-------- Source document --------

Benjamin Mena [00:30:53]:
But as well for just creating systems that really work. We run our business by, you can set a watch to it, how things work and the consistency of how we look at everything from comp plans to benefits to tools and how we roll things out, how we manage our people. It's very, very transparent, very, very professionally run. And I think it's many, many steps up from where we were at a Fortune 500 company, how they rolled things out. So it's been really fun to take best practices and I think that's where I think I can offer a lot to move to. The pinnacle is just looking at how we've done certain things and how we rolled things out. I get pinged a lot by Pinnacle people too, just asking me, hey, what's your comp plan? How do you guys compensate? How have you scaled? So just tie that in.

David Bradley [00:31:35]:
I do remember that I was just kind of just sitting with my glass of wine over the corner and you were just getting peppered by these million plus dollar billers for like a good 40 minutes of like everything that you guys are doing at movement like this, like, what about this? What about this? What about this? How do you do this? How do you do that?

Benjamin Mena [00:31:50]:
I was just like, yeah, I'm super proud of where we are and what we've been up to accomplish in this crazy, crazy business where we've got 60 heads that can all decide not to show up tomorrow. And to say, I'm, I'm packing it in. That's good. Back to your culture question how important that is. The stick factor of having people really glued into this business and want to do it here. And to answer your question then I think there's a lot I can personally offer to Pinnacle by giving a lot of experiences. What we've done and how we've done things and what I found. There's a lot of fear about taking steps like that, hiring people.

-------- Recorded data --------

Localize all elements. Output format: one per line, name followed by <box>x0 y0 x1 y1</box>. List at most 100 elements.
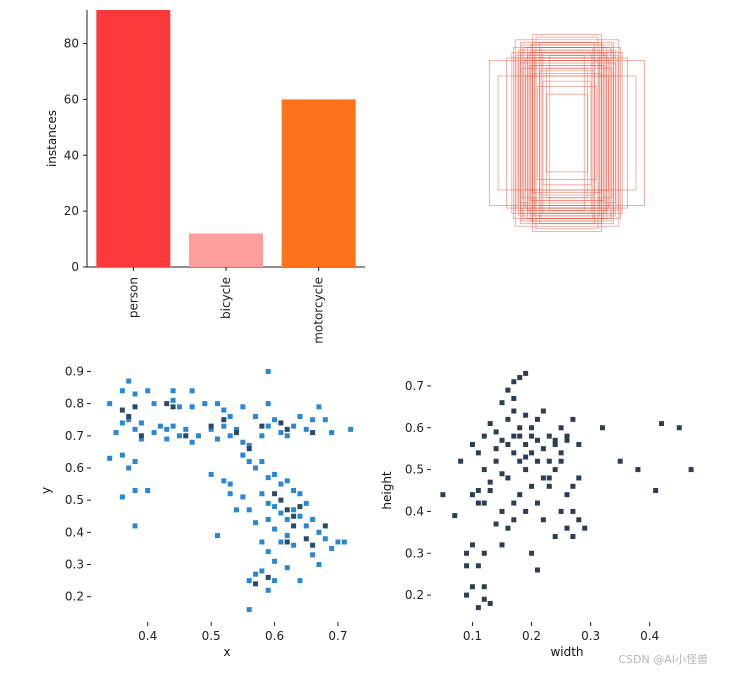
scatter-point <box>221 407 227 413</box>
scatter-point <box>253 465 259 471</box>
scatter-point <box>253 571 259 577</box>
scatter-point <box>564 525 570 531</box>
scatter-point <box>265 475 271 481</box>
scatter-point <box>576 441 582 447</box>
scatter-point <box>253 520 259 526</box>
scatter-point <box>132 488 138 493</box>
scatter-point <box>475 500 481 506</box>
scatter-point <box>145 488 151 493</box>
scatter-point <box>214 401 220 407</box>
scatter-point <box>499 471 505 477</box>
label-box <box>488 60 646 206</box>
scatter-point <box>558 508 564 514</box>
scatter-point <box>529 425 535 431</box>
scatter-point <box>511 450 517 456</box>
scatter-point <box>517 375 523 381</box>
scatter-point <box>493 458 499 464</box>
scatter-point <box>113 430 119 436</box>
scatter-point <box>265 574 271 580</box>
scatter-point <box>335 539 341 545</box>
scatter-point <box>511 395 517 401</box>
scatter-point <box>564 437 570 443</box>
scatter-point <box>272 471 278 477</box>
label-box <box>532 34 602 232</box>
x-tick-label: bicycle <box>219 277 233 319</box>
scatter-point <box>552 441 558 447</box>
scatter-point <box>132 426 138 432</box>
xy-scatter-panel: 0.4 0.5 0.6 0.7 0.2 0.3 0.4 0.5 0.6 0.7 0.8 0.9 x y <box>39 364 354 659</box>
scatter-point <box>284 507 290 513</box>
scatter-point <box>487 479 493 485</box>
scatter-point <box>170 404 176 410</box>
y-tick-label: 0.2 <box>405 588 424 602</box>
scatter-point <box>297 491 303 497</box>
scatter-point <box>552 534 558 540</box>
bar-person <box>96 10 171 267</box>
x-tick-label: person <box>126 277 140 318</box>
x-axis-label: x <box>223 645 230 659</box>
scatter-point <box>284 426 290 432</box>
scatter-point <box>523 412 529 418</box>
scatter-point <box>511 379 517 385</box>
scatter-point <box>291 513 297 519</box>
watermark: CSDN @AI小怪兽 <box>618 653 708 666</box>
scatter-point <box>505 387 511 393</box>
scatter-point <box>107 401 113 407</box>
scatter-point <box>164 436 170 442</box>
scatter-point <box>534 458 540 464</box>
scatter-point <box>291 423 297 429</box>
scatter-point <box>517 425 523 431</box>
x-tick-label: 0.6 <box>265 629 284 643</box>
scatter-point <box>493 429 499 435</box>
scatter-point <box>481 596 487 602</box>
scatter-point <box>151 430 157 436</box>
scatter-point <box>475 450 481 456</box>
label-box <box>535 60 599 206</box>
scatter-point <box>540 475 546 481</box>
scatter-point <box>291 507 297 513</box>
scatter-point <box>214 436 220 442</box>
scatter-point <box>564 492 570 498</box>
scatter-point <box>126 465 132 471</box>
scatter-point <box>505 525 511 531</box>
scatter-point <box>487 488 493 493</box>
scatter-point <box>310 552 316 558</box>
scatter-point <box>534 567 540 573</box>
scatter-point <box>341 539 347 545</box>
scatter-point <box>157 423 163 429</box>
label-box <box>513 47 621 219</box>
scatter-point <box>493 521 499 527</box>
scatter-point <box>183 426 189 432</box>
scatter-point <box>265 587 271 593</box>
scatter-point <box>265 516 271 522</box>
scatter-point <box>119 494 125 500</box>
scatter-point <box>170 397 176 403</box>
scatter-point <box>265 401 271 407</box>
scatter-point <box>132 391 138 397</box>
label-box <box>511 52 623 214</box>
scatter-point <box>529 450 535 456</box>
scatter-point <box>259 491 265 497</box>
scatter-point <box>493 446 499 452</box>
scatter-point <box>617 458 623 464</box>
scatter-point <box>481 433 487 439</box>
scatter-point <box>227 491 233 497</box>
label-box <box>530 44 604 222</box>
scatter-point <box>599 425 605 431</box>
scatter-point <box>517 492 523 498</box>
bar-bicycle <box>189 233 263 267</box>
scatter-point <box>310 417 316 423</box>
scatter-point <box>246 446 252 452</box>
scatter-point <box>529 433 535 439</box>
scatter-point <box>558 458 564 464</box>
scatter-point <box>534 416 540 422</box>
x-tick-label: 0.4 <box>138 629 157 643</box>
scatter-point <box>540 446 546 452</box>
scatter-point <box>469 542 475 548</box>
scatter-point <box>170 423 176 429</box>
y-tick-label: 0.8 <box>65 397 84 411</box>
scatter-point <box>208 471 214 477</box>
scatter-point <box>469 492 475 498</box>
scatter-point <box>240 404 246 410</box>
scatter-point <box>517 458 523 464</box>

--------

▶ _Goal_:
Extend the interview transcript, picking up directly after its last sentence. The entries were taken from a source separate from the transcript.

▶ _Answer for this exercise_:
Benjamin Mena [00:32:24]:
And we were bullish from day one. We've learned a lot. We made mistakes along the way too, but you know, we've gotten pretty good at hiring and looking for the right types of people. But if there's something we could bottle up and sell it, we'd be millionaires. But it's so hard to find the right people to do this. This business. It's a simple business, but it ain't easy, right?

David Bradley [00:32:40]:
That is true. And recruiters sometimes are the worst at recruiting their own team.

Benjamin Mena [00:32:44]:
Shouldn't be that Way. Right.

David Bradley [00:32:45]:
We're great at helping all our other clients. When it's us, we're like, what? Yeah, well, anyways, anyways. So before we go to the Quickfire questions, I actually have one quick question about something that you mentioned. And you said that like you're the rainmaker and you're a bit of a rainmaker setup for those that are listening. What does that actually mean?

Benjamin Mena [00:33:01]:
Well, it really means I'm looking to bring as many clients in and I manage any at any given time with probably eight different clients. So that's a pretty good swath. You got your A's and your B's. You got some that you're really caught with and some that are kind of maybe fractional where you're doing maybe a deal or two and some that are just future there to build something. So it's kind of a, I look at like managing a portfolio of stocks. You've got your, you know, your really active ones that are just soaring and you're really, you're probably giving your 80, 20 to those ones and you're maybe trying to nurture these ones and you may be trying to exit some of them too. That's where I'm talking to rainmaker. I'm trying to bring as many people into my desk and have people feed off of that and build their desk off of it and hopefully catch fire where they can turn around and be a rainmaker themselves.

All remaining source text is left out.